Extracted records

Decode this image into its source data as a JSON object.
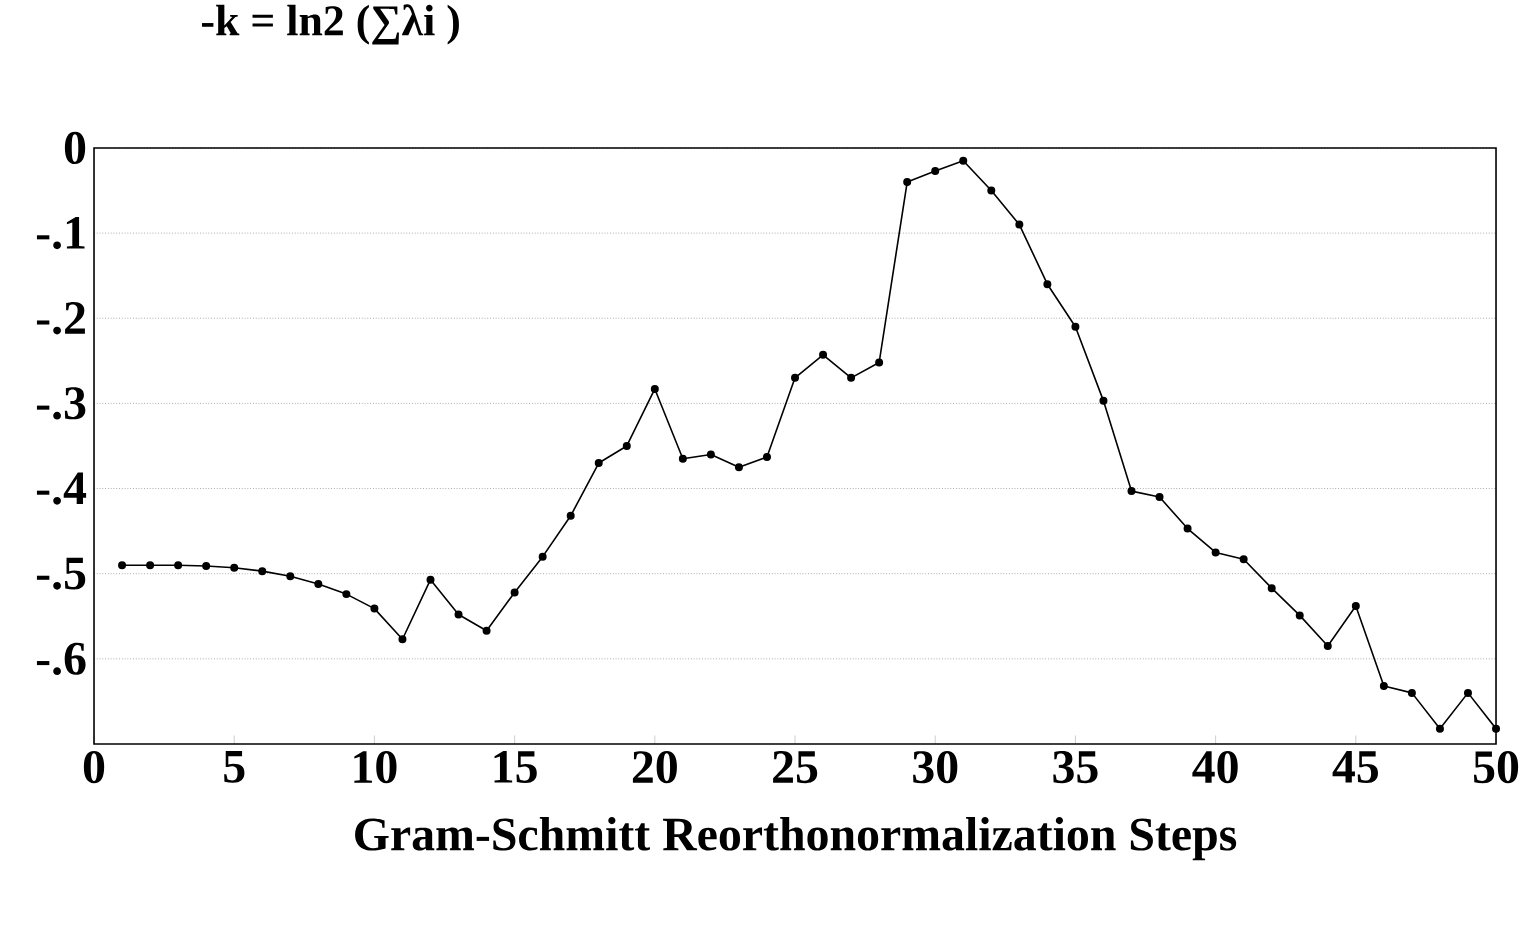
{
  "chart_data": {
    "type": "line",
    "title": "-k = ln2 (∑λi )",
    "xlabel": "Gram-Schmitt Reorthonormalization Steps",
    "x": [
      1,
      2,
      3,
      4,
      5,
      6,
      7,
      8,
      9,
      10,
      11,
      12,
      13,
      14,
      15,
      16,
      17,
      18,
      19,
      20,
      21,
      22,
      23,
      24,
      25,
      26,
      27,
      28,
      29,
      30,
      31,
      32,
      33,
      34,
      35,
      36,
      37,
      38,
      39,
      40,
      41,
      42,
      43,
      44,
      45,
      46,
      47,
      48,
      49,
      50
    ],
    "values": [
      -0.49,
      -0.49,
      -0.49,
      -0.491,
      -0.493,
      -0.497,
      -0.503,
      -0.512,
      -0.524,
      -0.541,
      -0.577,
      -0.507,
      -0.548,
      -0.567,
      -0.522,
      -0.48,
      -0.432,
      -0.37,
      -0.35,
      -0.283,
      -0.365,
      -0.36,
      -0.375,
      -0.363,
      -0.27,
      -0.243,
      -0.27,
      -0.252,
      -0.04,
      -0.027,
      -0.015,
      -0.05,
      -0.09,
      -0.16,
      -0.21,
      -0.297,
      -0.403,
      -0.41,
      -0.447,
      -0.475,
      -0.483,
      -0.517,
      -0.549,
      -0.585,
      -0.538,
      -0.632,
      -0.64,
      -0.682,
      -0.64,
      -0.682
    ],
    "color": "#000000",
    "xlim": [
      0,
      50
    ],
    "ylim": [
      -0.7,
      0
    ],
    "xticks": [
      0,
      5,
      10,
      15,
      20,
      25,
      30,
      35,
      40,
      45,
      50
    ],
    "yticks": [
      {
        "value": 0,
        "label": "0"
      },
      {
        "value": -0.1,
        "label": "-.1"
      },
      {
        "value": -0.2,
        "label": "-.2"
      },
      {
        "value": -0.3,
        "label": "-.3"
      },
      {
        "value": -0.4,
        "label": "-.4"
      },
      {
        "value": -0.5,
        "label": "-.5"
      },
      {
        "value": -0.6,
        "label": "-.6"
      }
    ],
    "grid": "y",
    "marker": "circle",
    "line_style": "solid"
  }
}
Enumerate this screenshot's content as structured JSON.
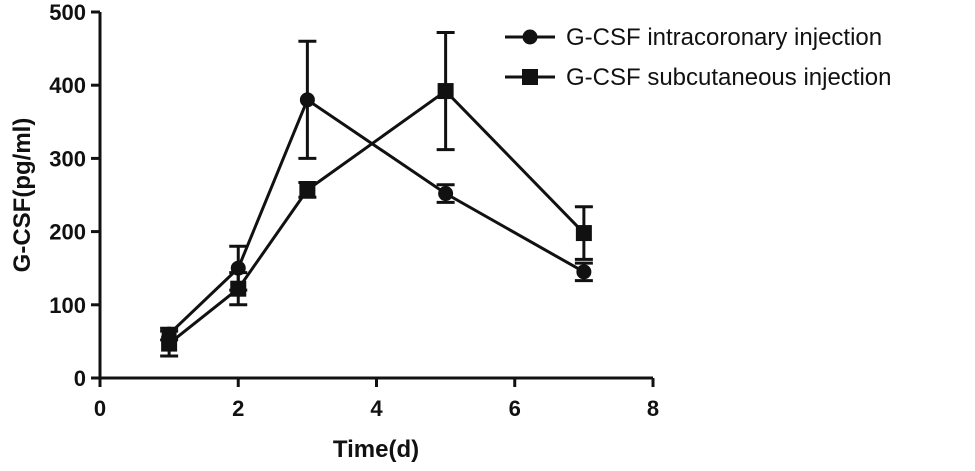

### GOAL OF THE EXERCISE
Pictures are to be left out; the records above must be repeated word for word.

### THE ANSWER
Decode this image into its source data as a JSON object.
{
  "chart_data": {
    "type": "line",
    "title": "-k = ln2 (∑λi )",
    "xlabel": "Gram-Schmitt Reorthonormalization Steps",
    "x": [
      1,
      2,
      3,
      4,
      5,
      6,
      7,
      8,
      9,
      10,
      11,
      12,
      13,
      14,
      15,
      16,
      17,
      18,
      19,
      20,
      21,
      22,
      23,
      24,
      25,
      26,
      27,
      28,
      29,
      30,
      31,
      32,
      33,
      34,
      35,
      36,
      37,
      38,
      39,
      40,
      41,
      42,
      43,
      44,
      45,
      46,
      47,
      48,
      49,
      50
    ],
    "values": [
      -0.49,
      -0.49,
      -0.49,
      -0.491,
      -0.493,
      -0.497,
      -0.503,
      -0.512,
      -0.524,
      -0.541,
      -0.577,
      -0.507,
      -0.548,
      -0.567,
      -0.522,
      -0.48,
      -0.432,
      -0.37,
      -0.35,
      -0.283,
      -0.365,
      -0.36,
      -0.375,
      -0.363,
      -0.27,
      -0.243,
      -0.27,
      -0.252,
      -0.04,
      -0.027,
      -0.015,
      -0.05,
      -0.09,
      -0.16,
      -0.21,
      -0.297,
      -0.403,
      -0.41,
      -0.447,
      -0.475,
      -0.483,
      -0.517,
      -0.549,
      -0.585,
      -0.538,
      -0.632,
      -0.64,
      -0.682,
      -0.64,
      -0.682
    ],
    "color": "#000000",
    "xlim": [
      0,
      50
    ],
    "ylim": [
      -0.7,
      0
    ],
    "xticks": [
      0,
      5,
      10,
      15,
      20,
      25,
      30,
      35,
      40,
      45,
      50
    ],
    "yticks": [
      {
        "value": 0,
        "label": "0"
      },
      {
        "value": -0.1,
        "label": "-.1"
      },
      {
        "value": -0.2,
        "label": "-.2"
      },
      {
        "value": -0.3,
        "label": "-.3"
      },
      {
        "value": -0.4,
        "label": "-.4"
      },
      {
        "value": -0.5,
        "label": "-.5"
      },
      {
        "value": -0.6,
        "label": "-.6"
      }
    ],
    "grid": "y",
    "marker": "circle",
    "line_style": "solid"
  }
}
Enumerate this screenshot's content as structured JSON.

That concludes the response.